Pull out every line with the word "settings" from the entries below.

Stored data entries
________________________________________

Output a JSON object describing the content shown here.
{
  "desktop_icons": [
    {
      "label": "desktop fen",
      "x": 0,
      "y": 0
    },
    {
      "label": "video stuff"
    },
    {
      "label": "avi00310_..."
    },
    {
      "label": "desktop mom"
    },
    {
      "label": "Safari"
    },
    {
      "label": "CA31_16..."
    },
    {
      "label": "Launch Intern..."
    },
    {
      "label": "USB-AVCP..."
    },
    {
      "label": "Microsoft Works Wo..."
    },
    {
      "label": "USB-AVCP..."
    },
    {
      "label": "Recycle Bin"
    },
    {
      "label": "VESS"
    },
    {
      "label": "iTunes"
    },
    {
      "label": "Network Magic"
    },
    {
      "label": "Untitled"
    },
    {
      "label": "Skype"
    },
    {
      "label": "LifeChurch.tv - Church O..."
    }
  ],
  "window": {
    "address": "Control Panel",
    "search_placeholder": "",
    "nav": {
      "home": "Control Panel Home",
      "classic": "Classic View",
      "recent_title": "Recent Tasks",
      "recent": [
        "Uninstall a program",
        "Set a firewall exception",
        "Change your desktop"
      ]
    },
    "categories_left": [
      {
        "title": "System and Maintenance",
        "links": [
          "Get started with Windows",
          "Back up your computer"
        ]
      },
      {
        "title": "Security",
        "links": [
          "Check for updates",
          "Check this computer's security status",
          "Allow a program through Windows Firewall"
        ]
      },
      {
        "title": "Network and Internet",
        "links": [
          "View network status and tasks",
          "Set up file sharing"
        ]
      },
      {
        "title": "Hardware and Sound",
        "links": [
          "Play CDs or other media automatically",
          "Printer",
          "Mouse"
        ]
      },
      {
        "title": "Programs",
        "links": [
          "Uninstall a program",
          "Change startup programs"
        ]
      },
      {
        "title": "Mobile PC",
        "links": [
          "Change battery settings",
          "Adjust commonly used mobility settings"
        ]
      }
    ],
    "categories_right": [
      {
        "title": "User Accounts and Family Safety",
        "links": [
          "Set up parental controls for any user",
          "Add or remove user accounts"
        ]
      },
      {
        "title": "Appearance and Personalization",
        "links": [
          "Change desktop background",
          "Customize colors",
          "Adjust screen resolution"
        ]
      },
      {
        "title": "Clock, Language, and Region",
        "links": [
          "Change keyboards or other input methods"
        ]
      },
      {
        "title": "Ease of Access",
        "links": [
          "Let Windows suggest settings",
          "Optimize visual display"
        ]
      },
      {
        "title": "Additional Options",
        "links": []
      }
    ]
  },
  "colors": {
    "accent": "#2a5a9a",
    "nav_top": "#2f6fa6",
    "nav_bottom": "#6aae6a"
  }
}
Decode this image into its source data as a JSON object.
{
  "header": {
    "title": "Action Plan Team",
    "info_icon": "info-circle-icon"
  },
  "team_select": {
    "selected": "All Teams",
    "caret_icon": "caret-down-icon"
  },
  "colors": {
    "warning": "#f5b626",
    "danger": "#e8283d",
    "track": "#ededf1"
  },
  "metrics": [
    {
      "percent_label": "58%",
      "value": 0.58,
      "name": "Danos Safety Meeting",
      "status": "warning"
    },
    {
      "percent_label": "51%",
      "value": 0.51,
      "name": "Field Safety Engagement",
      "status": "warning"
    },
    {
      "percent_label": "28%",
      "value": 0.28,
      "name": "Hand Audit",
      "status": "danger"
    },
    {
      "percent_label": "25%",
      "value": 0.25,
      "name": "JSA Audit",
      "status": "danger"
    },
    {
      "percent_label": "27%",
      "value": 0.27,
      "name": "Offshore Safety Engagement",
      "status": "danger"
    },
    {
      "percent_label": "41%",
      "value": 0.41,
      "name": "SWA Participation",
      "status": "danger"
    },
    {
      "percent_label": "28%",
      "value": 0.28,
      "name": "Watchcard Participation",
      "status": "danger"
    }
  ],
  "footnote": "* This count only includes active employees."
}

________________________________________

*WORKED ANSWER*.
          "Change battery settings",
          "Adjust commonly used mobility settings"
          "Let Windows suggest settings",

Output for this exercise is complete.